- EXERCISE:
Count every line of these entries that holds the word "What", and reply with the number only.

- LISTED ENTRIES:
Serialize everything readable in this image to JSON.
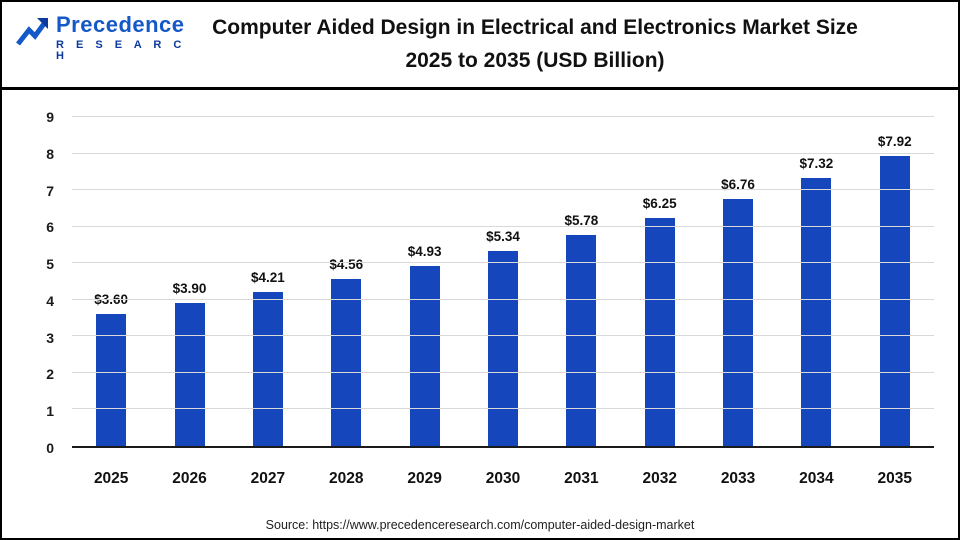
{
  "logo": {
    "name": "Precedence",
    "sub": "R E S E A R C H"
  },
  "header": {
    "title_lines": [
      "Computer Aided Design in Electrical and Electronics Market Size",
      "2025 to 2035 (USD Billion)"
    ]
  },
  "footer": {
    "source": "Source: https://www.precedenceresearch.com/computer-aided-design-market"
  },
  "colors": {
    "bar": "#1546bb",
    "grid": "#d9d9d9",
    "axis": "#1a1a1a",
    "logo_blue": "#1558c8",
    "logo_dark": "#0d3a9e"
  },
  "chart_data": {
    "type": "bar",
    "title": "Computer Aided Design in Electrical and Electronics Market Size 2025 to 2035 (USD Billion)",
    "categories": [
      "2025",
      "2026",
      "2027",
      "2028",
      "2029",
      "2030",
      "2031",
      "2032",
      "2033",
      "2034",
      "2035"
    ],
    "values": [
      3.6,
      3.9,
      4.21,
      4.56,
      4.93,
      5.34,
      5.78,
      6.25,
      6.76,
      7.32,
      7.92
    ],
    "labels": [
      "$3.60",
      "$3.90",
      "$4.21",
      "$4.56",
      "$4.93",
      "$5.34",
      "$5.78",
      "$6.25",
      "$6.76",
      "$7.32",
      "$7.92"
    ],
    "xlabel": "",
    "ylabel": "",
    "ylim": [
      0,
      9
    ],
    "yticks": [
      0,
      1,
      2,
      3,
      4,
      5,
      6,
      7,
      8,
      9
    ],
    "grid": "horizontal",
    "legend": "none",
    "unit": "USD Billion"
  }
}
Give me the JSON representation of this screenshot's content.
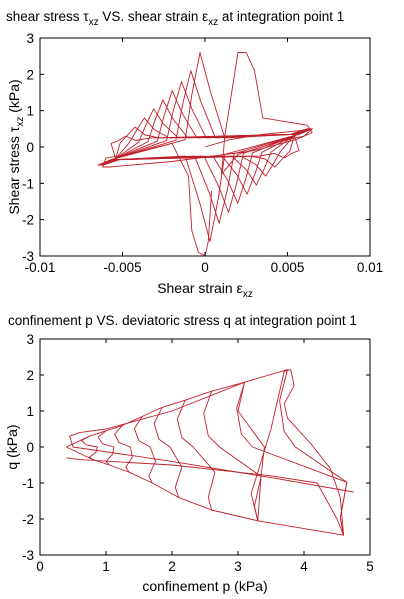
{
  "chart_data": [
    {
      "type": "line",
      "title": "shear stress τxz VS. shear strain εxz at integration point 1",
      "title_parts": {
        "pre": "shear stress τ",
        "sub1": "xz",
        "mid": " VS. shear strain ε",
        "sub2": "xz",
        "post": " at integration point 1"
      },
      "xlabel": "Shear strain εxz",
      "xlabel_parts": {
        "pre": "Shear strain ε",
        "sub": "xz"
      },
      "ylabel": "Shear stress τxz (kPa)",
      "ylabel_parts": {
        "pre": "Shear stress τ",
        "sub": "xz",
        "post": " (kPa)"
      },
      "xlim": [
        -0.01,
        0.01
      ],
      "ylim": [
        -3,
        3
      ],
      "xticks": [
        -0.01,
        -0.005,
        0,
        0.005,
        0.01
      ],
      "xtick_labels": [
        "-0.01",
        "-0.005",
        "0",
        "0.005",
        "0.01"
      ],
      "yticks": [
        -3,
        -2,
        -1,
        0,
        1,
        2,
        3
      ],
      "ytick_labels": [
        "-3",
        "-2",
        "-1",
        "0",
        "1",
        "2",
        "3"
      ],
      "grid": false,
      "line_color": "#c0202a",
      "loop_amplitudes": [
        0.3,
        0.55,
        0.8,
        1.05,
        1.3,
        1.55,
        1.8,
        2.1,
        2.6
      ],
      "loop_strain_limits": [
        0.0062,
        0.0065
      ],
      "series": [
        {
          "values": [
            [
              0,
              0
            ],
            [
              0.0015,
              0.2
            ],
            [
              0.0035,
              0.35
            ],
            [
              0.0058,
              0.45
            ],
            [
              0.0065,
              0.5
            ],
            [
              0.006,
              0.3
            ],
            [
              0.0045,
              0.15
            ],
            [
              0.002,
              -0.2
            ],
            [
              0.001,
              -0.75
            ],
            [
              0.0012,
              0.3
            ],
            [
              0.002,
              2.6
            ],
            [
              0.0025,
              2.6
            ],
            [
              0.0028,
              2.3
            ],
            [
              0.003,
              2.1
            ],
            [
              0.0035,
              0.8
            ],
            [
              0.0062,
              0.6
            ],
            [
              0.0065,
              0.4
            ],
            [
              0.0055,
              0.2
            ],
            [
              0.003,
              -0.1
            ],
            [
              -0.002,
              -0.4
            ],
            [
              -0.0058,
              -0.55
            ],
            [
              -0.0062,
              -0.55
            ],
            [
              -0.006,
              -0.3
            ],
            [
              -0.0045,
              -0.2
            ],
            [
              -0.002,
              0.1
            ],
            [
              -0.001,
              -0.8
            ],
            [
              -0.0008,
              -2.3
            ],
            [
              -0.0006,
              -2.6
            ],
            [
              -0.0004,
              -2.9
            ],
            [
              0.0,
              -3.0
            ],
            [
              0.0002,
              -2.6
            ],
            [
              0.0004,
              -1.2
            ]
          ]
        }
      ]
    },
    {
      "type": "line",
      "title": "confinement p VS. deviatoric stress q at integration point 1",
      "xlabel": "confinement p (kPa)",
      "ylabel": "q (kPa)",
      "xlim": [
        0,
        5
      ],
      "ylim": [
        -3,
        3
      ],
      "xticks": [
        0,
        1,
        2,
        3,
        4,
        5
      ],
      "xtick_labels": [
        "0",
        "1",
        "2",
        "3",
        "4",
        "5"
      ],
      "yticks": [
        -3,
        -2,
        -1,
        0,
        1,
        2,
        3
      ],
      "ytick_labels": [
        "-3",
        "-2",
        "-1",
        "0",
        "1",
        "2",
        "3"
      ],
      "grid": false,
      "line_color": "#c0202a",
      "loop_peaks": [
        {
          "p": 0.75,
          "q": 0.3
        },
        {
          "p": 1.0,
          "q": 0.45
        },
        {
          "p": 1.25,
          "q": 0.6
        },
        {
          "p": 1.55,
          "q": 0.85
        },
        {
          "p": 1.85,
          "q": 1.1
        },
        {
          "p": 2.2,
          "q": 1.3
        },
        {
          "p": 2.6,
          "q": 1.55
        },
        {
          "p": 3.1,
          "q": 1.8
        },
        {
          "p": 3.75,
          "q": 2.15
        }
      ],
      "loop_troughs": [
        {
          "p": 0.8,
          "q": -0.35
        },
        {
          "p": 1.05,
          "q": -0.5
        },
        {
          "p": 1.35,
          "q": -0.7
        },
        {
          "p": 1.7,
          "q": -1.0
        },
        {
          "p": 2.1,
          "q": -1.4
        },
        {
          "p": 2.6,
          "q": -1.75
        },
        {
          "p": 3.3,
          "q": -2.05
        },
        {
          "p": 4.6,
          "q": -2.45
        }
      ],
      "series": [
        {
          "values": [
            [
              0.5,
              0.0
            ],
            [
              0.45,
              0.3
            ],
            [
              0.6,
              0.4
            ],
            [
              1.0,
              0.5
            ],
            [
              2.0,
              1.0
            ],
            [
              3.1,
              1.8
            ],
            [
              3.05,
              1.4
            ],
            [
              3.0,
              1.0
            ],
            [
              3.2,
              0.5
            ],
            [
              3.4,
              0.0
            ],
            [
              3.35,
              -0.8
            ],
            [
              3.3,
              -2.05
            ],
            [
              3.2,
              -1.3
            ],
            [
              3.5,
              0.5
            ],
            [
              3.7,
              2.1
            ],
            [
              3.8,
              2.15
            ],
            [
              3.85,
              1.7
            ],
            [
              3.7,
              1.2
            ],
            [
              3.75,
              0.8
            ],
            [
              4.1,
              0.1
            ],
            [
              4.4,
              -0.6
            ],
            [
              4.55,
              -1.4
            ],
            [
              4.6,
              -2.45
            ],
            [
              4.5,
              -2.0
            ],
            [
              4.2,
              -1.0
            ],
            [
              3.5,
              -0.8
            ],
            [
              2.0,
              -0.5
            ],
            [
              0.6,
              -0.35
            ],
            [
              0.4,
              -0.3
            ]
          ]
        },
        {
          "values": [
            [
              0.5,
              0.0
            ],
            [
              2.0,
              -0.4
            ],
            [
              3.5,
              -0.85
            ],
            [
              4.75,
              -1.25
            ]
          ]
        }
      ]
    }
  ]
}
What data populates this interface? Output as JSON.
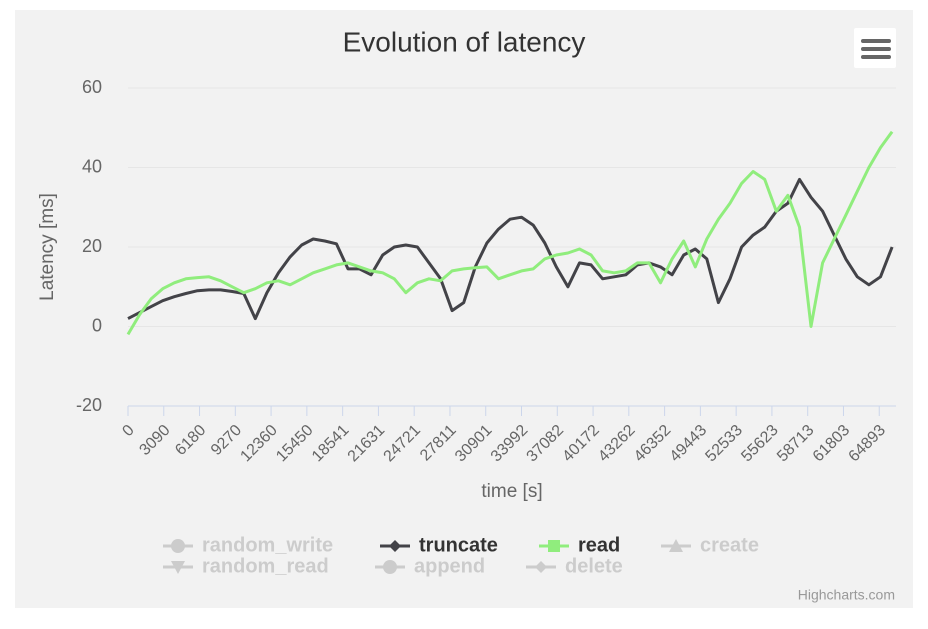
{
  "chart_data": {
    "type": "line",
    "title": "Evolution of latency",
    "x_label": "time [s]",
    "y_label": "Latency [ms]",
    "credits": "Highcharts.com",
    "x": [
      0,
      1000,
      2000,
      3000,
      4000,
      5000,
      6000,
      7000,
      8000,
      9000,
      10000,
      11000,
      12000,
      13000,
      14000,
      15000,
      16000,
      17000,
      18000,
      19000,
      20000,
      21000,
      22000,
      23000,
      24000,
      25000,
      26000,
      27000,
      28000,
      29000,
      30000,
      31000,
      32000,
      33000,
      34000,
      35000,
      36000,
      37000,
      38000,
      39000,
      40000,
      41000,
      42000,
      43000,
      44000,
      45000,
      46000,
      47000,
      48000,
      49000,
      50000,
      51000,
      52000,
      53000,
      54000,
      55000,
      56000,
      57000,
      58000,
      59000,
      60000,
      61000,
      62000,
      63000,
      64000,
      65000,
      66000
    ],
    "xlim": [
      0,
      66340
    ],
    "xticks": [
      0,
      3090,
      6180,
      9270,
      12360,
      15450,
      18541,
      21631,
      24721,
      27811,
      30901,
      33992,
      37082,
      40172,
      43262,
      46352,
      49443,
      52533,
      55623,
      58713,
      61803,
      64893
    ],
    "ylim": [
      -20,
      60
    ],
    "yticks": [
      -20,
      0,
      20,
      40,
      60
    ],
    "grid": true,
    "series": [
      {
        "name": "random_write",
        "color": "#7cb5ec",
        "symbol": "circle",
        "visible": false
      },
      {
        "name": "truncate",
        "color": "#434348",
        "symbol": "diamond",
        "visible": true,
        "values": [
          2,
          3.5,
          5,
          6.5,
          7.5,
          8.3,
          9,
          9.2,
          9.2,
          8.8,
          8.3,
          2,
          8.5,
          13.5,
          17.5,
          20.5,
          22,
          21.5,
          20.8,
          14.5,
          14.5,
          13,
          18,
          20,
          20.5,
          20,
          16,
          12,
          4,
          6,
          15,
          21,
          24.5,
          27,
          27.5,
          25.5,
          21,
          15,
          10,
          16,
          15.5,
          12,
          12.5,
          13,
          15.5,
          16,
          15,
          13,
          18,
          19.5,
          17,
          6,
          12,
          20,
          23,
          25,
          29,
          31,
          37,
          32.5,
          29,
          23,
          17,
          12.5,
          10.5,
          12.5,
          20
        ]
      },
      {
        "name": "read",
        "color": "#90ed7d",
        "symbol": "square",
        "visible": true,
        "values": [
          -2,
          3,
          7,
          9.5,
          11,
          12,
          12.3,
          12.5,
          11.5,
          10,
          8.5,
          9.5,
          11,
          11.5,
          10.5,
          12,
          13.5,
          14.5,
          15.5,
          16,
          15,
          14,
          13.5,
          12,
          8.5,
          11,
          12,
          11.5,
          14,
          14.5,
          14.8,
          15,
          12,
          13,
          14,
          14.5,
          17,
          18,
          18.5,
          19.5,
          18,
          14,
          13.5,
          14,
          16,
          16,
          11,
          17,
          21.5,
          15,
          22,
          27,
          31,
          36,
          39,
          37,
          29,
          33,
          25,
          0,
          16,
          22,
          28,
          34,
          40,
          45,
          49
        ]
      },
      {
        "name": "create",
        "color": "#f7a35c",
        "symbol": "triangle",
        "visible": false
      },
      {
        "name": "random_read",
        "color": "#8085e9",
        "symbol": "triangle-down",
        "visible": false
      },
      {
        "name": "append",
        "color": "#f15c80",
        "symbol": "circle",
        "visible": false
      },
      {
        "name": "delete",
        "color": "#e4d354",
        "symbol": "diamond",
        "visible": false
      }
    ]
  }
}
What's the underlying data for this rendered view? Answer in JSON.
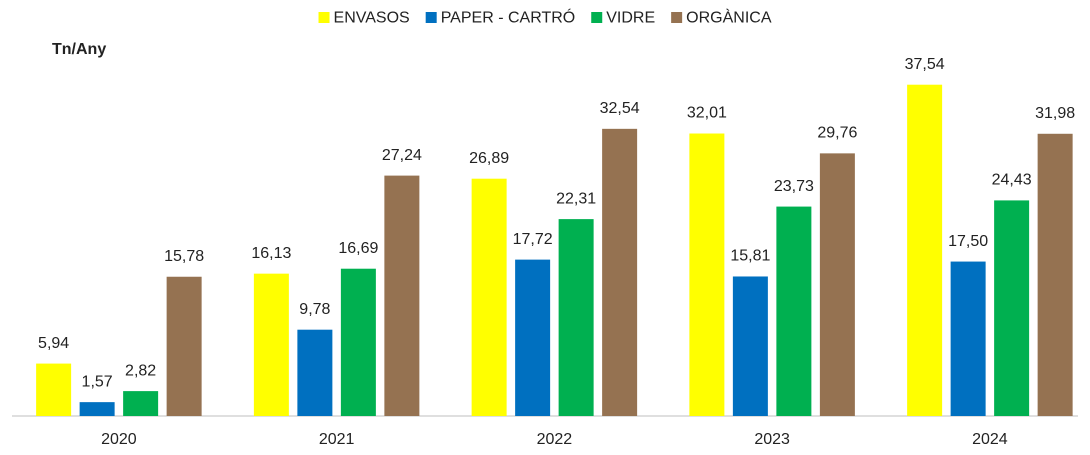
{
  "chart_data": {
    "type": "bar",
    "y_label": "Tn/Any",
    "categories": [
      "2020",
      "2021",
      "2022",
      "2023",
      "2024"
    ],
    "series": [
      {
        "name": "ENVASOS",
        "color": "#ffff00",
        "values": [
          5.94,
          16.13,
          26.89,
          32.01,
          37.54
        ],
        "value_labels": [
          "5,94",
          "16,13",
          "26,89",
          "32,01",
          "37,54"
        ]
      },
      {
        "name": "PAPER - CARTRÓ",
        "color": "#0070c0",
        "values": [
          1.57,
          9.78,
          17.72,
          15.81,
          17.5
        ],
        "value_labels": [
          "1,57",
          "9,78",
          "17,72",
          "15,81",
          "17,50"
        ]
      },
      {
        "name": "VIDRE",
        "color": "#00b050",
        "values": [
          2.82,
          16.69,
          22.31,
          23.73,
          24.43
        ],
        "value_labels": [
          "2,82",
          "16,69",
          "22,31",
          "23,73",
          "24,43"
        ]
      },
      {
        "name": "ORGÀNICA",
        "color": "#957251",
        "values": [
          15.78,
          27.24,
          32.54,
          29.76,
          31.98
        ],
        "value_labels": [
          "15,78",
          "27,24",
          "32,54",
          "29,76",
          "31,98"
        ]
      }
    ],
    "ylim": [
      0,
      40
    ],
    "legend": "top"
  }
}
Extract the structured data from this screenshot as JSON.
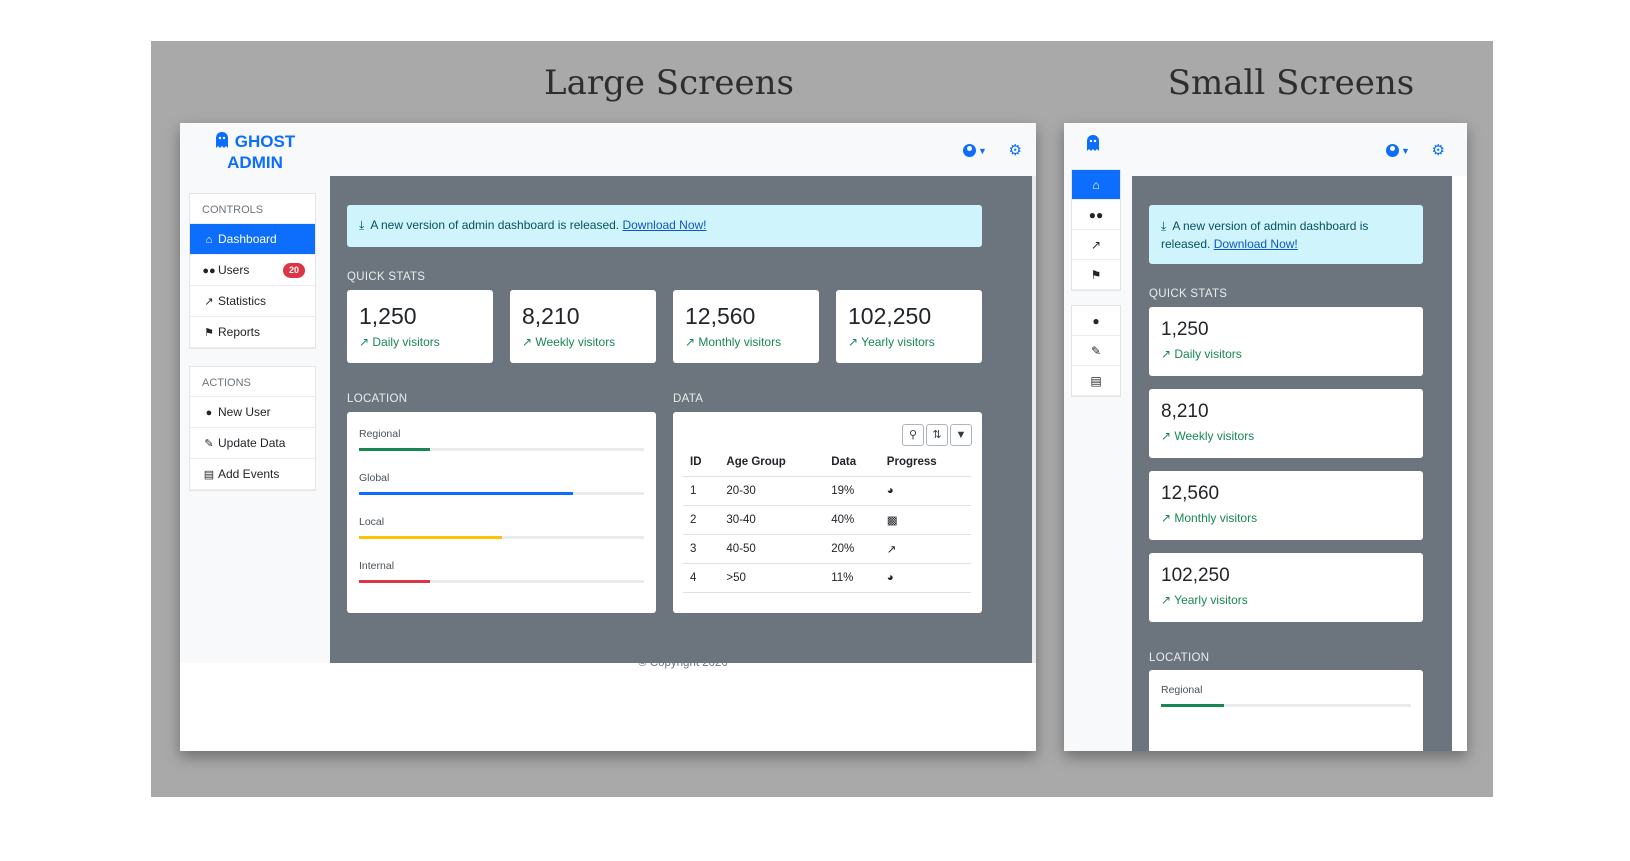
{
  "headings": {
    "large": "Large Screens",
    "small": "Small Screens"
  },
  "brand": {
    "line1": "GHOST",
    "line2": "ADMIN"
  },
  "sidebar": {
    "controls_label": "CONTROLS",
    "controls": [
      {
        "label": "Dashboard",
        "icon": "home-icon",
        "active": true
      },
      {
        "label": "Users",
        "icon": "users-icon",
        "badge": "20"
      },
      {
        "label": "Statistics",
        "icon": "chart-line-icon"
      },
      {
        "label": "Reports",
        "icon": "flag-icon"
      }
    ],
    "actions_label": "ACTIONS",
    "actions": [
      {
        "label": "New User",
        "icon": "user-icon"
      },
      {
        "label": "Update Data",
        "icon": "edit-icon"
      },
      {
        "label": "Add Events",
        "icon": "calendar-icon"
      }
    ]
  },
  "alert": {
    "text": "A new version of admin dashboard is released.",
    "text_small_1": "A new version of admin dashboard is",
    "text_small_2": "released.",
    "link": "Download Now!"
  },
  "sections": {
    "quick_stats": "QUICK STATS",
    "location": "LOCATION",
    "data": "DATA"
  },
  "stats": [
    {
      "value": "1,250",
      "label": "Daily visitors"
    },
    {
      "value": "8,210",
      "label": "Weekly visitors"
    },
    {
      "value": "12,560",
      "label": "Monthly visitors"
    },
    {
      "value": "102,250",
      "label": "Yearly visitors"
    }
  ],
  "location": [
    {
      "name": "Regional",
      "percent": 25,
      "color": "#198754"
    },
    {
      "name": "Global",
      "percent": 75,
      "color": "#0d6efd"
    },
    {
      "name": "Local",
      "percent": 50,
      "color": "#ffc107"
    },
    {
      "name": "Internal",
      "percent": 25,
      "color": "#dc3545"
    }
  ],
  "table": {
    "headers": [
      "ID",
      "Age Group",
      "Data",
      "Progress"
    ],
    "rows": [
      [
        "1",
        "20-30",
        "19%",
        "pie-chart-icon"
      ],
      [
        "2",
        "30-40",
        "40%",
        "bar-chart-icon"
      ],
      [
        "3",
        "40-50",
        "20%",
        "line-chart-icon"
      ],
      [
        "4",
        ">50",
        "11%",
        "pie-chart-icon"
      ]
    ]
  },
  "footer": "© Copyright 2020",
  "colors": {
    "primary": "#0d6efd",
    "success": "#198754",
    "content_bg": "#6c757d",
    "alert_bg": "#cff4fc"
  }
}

- WRITTEN SOLUTION:
2